**Exercise details:** All entries below need to be written out exactly, but without their pictures.

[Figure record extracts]
+ + + + +

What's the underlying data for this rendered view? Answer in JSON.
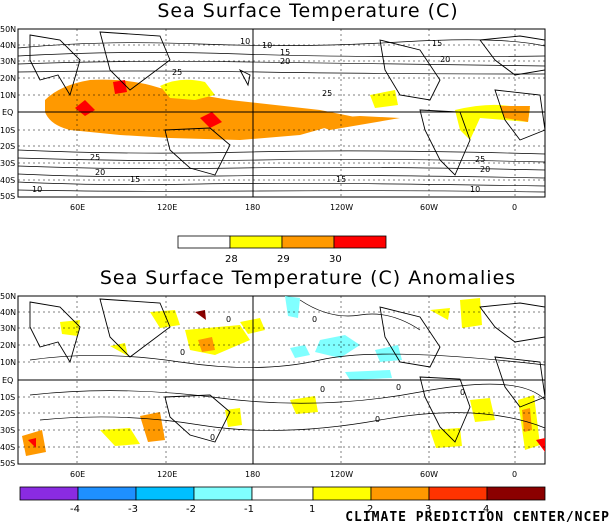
{
  "maps": [
    {
      "title": "Sea Surface Temperature (C)",
      "lat_labels": [
        "50N",
        "40N",
        "30N",
        "20N",
        "10N",
        "EQ",
        "10S",
        "20S",
        "30S",
        "40S",
        "50S"
      ],
      "lon_labels": [
        "60E",
        "120E",
        "180",
        "120W",
        "60W",
        "0"
      ],
      "contour_labels": [
        "10",
        "15",
        "20",
        "25",
        "25",
        "20",
        "15",
        "10",
        "10",
        "15",
        "20",
        "25",
        "25",
        "20",
        "15",
        "10"
      ],
      "colorbar": {
        "colors": [
          "#ffffff",
          "#ffff00",
          "#ff9900",
          "#ff0000"
        ],
        "tick_labels": [
          "28",
          "29",
          "30"
        ]
      }
    },
    {
      "title": "Sea Surface Temperature (C) Anomalies",
      "lat_labels": [
        "50N",
        "40N",
        "30N",
        "20N",
        "10N",
        "EQ",
        "10S",
        "20S",
        "30S",
        "40S",
        "50S"
      ],
      "lon_labels": [
        "60E",
        "120E",
        "180",
        "120W",
        "60W",
        "0"
      ],
      "contour_labels": [
        "0",
        "0",
        "0",
        "0",
        "0",
        "0",
        "0",
        "0"
      ],
      "colorbar": {
        "colors": [
          "#8a2be2",
          "#1e90ff",
          "#00bfff",
          "#80ffff",
          "#ffffff",
          "#ffff00",
          "#ff9900",
          "#ff3300",
          "#8b0000"
        ],
        "tick_labels": [
          "-4",
          "-3",
          "-2",
          "-1",
          "1",
          "2",
          "3",
          "4"
        ]
      }
    }
  ],
  "credit": "CLIMATE PREDICTION CENTER/NCEP"
}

+ + + + +

**Solution for this exercise:**
What's the underlying data for this rendered view? Answer in JSON.
{
  "maps": [
    {
      "title": "Sea Surface Temperature (C)",
      "lat_labels": [
        "50N",
        "40N",
        "30N",
        "20N",
        "10N",
        "EQ",
        "10S",
        "20S",
        "30S",
        "40S",
        "50S"
      ],
      "lon_labels": [
        "60E",
        "120E",
        "180",
        "120W",
        "60W",
        "0"
      ],
      "contour_labels": [
        "10",
        "15",
        "20",
        "25",
        "25",
        "20",
        "15",
        "10",
        "10",
        "15",
        "20",
        "25",
        "25",
        "20",
        "15",
        "10"
      ],
      "colorbar": {
        "colors": [
          "#ffffff",
          "#ffff00",
          "#ff9900",
          "#ff0000"
        ],
        "tick_labels": [
          "28",
          "29",
          "30"
        ]
      }
    },
    {
      "title": "Sea Surface Temperature (C) Anomalies",
      "lat_labels": [
        "50N",
        "40N",
        "30N",
        "20N",
        "10N",
        "EQ",
        "10S",
        "20S",
        "30S",
        "40S",
        "50S"
      ],
      "lon_labels": [
        "60E",
        "120E",
        "180",
        "120W",
        "60W",
        "0"
      ],
      "contour_labels": [
        "0",
        "0",
        "0",
        "0",
        "0",
        "0",
        "0",
        "0"
      ],
      "colorbar": {
        "colors": [
          "#8a2be2",
          "#1e90ff",
          "#00bfff",
          "#80ffff",
          "#ffffff",
          "#ffff00",
          "#ff9900",
          "#ff3300",
          "#8b0000"
        ],
        "tick_labels": [
          "-4",
          "-3",
          "-2",
          "-1",
          "1",
          "2",
          "3",
          "4"
        ]
      }
    }
  ],
  "credit": "CLIMATE PREDICTION CENTER/NCEP"
}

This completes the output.